▶ _TASK DIRECTIONS_: Gather the lines from the material that contain "left".

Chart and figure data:

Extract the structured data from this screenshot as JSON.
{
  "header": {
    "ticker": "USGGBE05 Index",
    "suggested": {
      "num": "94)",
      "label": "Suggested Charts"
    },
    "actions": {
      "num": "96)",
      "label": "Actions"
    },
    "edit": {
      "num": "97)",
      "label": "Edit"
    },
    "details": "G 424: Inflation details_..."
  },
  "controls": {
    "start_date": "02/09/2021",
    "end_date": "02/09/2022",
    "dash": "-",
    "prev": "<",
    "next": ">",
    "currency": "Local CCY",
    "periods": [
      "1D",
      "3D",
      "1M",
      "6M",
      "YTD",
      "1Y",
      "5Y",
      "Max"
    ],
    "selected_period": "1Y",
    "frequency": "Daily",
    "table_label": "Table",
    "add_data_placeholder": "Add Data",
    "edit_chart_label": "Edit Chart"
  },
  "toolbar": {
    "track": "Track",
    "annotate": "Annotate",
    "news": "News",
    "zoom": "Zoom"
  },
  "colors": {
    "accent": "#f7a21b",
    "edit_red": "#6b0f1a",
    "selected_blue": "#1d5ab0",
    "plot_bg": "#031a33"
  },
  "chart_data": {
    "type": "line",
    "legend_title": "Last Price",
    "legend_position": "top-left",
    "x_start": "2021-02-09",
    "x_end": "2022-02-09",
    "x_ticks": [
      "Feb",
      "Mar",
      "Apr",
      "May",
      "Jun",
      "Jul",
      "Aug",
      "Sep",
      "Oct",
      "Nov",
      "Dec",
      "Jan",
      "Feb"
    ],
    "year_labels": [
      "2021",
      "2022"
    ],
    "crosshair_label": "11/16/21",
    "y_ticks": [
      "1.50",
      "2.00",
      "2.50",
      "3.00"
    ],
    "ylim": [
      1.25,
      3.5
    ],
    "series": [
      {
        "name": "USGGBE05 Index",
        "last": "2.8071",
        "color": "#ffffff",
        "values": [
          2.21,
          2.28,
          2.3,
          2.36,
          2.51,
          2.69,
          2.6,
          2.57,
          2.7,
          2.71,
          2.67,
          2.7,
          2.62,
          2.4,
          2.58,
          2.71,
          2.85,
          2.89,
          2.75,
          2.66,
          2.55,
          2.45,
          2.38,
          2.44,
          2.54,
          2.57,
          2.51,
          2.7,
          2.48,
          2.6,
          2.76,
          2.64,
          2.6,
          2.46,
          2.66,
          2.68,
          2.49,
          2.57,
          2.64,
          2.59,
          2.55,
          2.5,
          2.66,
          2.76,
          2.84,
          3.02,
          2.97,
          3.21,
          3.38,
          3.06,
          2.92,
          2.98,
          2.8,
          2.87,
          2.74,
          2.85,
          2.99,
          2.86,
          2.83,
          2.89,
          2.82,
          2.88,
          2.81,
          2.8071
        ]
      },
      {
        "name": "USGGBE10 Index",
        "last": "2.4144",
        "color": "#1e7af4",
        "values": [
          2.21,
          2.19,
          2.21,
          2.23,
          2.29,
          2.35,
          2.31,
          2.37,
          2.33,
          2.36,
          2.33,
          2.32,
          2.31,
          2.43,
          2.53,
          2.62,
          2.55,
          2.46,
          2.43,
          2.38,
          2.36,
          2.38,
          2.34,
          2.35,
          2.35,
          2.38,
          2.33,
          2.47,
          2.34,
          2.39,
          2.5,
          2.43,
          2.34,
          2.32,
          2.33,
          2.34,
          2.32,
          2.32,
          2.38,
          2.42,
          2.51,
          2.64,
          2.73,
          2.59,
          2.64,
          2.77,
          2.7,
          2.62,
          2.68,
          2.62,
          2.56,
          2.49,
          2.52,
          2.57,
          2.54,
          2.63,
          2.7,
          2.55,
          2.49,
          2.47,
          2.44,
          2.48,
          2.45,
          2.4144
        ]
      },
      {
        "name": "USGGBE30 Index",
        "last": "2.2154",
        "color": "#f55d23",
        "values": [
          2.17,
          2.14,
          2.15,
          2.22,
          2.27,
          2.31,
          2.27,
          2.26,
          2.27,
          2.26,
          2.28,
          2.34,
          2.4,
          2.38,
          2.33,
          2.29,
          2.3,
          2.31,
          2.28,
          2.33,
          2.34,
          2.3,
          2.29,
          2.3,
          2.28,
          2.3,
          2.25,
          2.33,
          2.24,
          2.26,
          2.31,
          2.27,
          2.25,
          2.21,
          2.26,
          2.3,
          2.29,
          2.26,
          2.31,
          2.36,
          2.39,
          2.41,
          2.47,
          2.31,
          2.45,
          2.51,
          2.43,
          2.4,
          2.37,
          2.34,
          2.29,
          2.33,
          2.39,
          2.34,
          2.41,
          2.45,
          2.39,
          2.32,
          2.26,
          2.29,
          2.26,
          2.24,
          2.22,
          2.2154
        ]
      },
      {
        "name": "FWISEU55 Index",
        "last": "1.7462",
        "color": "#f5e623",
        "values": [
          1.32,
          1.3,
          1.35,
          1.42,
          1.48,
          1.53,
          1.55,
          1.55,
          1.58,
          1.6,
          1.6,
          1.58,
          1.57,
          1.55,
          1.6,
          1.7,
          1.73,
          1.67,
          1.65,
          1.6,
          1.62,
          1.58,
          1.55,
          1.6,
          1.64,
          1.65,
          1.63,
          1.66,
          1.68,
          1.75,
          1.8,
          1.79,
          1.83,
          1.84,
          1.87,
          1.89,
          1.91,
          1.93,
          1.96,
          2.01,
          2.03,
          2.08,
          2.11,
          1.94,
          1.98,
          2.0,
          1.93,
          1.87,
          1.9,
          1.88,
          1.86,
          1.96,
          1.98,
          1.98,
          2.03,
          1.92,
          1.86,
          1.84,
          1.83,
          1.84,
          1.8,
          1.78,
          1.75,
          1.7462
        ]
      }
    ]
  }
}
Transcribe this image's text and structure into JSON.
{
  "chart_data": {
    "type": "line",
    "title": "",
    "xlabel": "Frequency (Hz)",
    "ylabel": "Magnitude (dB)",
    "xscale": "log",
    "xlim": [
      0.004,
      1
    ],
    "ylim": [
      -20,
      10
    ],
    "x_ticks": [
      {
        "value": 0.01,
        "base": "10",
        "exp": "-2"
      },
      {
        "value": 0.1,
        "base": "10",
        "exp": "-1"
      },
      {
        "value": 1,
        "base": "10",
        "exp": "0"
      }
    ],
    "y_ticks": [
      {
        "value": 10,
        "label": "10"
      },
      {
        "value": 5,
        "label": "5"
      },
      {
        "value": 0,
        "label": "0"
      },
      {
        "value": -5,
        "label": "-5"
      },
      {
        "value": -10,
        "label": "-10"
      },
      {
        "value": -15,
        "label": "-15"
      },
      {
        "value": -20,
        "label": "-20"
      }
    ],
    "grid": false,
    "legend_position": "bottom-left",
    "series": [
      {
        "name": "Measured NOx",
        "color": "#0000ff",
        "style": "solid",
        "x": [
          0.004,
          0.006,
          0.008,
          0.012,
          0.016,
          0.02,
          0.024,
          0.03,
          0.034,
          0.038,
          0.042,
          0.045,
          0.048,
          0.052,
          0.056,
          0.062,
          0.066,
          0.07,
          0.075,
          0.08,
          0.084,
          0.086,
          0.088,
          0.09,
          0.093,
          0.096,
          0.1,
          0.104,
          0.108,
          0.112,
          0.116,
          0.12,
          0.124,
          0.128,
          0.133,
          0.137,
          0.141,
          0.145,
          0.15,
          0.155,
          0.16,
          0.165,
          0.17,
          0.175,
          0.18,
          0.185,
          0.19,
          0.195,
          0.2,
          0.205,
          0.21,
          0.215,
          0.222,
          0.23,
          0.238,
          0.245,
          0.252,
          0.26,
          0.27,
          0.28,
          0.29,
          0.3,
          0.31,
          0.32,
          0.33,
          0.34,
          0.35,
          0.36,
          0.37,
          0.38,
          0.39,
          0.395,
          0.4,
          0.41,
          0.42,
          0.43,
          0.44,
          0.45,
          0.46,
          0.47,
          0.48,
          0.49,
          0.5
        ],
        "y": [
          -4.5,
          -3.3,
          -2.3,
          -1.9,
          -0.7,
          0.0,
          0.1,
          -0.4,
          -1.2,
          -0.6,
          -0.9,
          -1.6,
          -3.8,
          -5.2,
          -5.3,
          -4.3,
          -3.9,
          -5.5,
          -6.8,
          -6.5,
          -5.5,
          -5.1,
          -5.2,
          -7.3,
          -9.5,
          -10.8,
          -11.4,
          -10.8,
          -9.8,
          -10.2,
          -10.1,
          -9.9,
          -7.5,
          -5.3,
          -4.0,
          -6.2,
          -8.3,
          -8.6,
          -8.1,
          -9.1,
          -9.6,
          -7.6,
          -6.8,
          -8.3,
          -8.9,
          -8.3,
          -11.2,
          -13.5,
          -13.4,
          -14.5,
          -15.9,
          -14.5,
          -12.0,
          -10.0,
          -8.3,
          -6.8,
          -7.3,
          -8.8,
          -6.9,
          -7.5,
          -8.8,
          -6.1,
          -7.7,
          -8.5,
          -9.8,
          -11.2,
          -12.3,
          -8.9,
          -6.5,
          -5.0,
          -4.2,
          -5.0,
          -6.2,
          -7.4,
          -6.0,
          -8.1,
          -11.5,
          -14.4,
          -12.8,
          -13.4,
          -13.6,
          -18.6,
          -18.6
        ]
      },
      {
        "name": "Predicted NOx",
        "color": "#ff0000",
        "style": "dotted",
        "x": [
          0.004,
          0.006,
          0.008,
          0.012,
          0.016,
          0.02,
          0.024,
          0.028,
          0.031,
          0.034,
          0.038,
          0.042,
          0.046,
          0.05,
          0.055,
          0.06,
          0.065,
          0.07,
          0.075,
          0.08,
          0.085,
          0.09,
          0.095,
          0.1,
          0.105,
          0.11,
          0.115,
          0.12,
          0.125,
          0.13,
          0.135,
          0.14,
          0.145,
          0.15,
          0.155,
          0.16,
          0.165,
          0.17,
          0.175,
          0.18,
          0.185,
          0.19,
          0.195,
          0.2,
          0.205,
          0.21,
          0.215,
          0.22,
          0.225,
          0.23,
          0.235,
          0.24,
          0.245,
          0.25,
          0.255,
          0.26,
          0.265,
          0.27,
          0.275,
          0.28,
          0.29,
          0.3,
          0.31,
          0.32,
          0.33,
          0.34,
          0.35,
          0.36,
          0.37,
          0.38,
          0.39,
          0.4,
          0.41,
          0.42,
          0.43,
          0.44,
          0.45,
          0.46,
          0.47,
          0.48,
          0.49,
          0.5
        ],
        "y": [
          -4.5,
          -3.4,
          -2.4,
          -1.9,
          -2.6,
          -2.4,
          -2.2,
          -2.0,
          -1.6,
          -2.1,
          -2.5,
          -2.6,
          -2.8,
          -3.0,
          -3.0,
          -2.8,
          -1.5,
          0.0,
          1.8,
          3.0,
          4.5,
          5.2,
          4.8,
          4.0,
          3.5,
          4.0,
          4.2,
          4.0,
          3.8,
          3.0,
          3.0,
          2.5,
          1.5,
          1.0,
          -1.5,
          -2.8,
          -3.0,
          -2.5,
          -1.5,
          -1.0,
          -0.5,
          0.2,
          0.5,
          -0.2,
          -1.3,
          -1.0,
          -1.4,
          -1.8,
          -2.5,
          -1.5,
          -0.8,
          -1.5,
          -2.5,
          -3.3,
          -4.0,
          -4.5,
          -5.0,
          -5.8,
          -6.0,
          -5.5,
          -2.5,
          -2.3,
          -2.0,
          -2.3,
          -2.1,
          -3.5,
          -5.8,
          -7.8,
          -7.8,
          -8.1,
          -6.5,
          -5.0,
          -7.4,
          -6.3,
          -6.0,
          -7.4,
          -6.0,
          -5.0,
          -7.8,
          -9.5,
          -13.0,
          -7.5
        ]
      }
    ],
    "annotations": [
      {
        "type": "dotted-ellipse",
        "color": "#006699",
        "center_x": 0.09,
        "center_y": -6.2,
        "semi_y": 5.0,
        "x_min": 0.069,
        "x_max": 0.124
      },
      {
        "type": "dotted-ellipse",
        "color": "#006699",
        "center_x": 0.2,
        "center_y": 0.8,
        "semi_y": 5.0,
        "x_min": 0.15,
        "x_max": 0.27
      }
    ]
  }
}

▶ _RESULT OF THIS EXERCISE_:
    "legend_position": "top-left",
    "legend_position": "bottom-left",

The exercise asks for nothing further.